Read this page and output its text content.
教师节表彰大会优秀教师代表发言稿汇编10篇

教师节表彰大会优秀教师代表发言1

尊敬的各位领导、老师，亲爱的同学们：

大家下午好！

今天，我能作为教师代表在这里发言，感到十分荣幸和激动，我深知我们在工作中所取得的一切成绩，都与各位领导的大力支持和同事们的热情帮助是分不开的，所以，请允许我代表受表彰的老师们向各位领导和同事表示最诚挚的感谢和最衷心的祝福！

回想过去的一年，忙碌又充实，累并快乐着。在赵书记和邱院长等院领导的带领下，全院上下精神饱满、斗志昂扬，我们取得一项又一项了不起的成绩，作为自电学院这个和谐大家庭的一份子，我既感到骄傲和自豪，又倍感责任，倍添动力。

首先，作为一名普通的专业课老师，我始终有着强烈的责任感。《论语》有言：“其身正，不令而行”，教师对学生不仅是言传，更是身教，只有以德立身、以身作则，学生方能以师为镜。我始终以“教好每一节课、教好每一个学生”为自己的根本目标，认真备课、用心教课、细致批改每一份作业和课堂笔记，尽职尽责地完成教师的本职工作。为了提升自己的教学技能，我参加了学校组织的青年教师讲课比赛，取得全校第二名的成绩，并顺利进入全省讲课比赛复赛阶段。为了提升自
########
• Problem description: Write out every record verbatim.

• Task result:
Read this page and output its text content.
教师节表彰大会优秀教师代表发言稿汇编10篇

教师节表彰大会优秀教师代表发言1

尊敬的各位领导、老师，亲爱的同学们：

大家下午好！

今天，我能作为教师代表在这里发言，感到十分荣幸和激动，我深知我们在工作中所取得的一切成绩，都与各位领导的大力支持和同事们的热情帮助是分不开的，所以，请允许我代表受表彰的老师们向各位领导和同事表示最诚挚的感谢和最衷心的祝福！

回想过去的一年，忙碌又充实，累并快乐着。在赵书记和邱院长等院领导的带领下，全院上下精神饱满、斗志昂扬，我们取得一项又一项了不起的成绩，作为自电学院这个和谐大家庭的一份子，我既感到骄傲和自豪，又倍感责任，倍添动力。

首先，作为一名普通的专业课老师，我始终有着强烈的责任感。《论语》有言：“其身正，不令而行”，教师对学生不仅是言传，更是身教，只有以德立身、以身作则，学生方能以师为镜。我始终以“教好每一节课、教好每一个学生”为自己的根本目标，认真备课、用心教课、细致批改每一份作业和课堂笔记，尽职尽责地完成教师的本职工作。为了提升自己的教学技能，我参加了学校组织的青年教师讲课比赛，取得全校第二名的成绩，并顺利进入全省讲课比赛复赛阶段。为了提升自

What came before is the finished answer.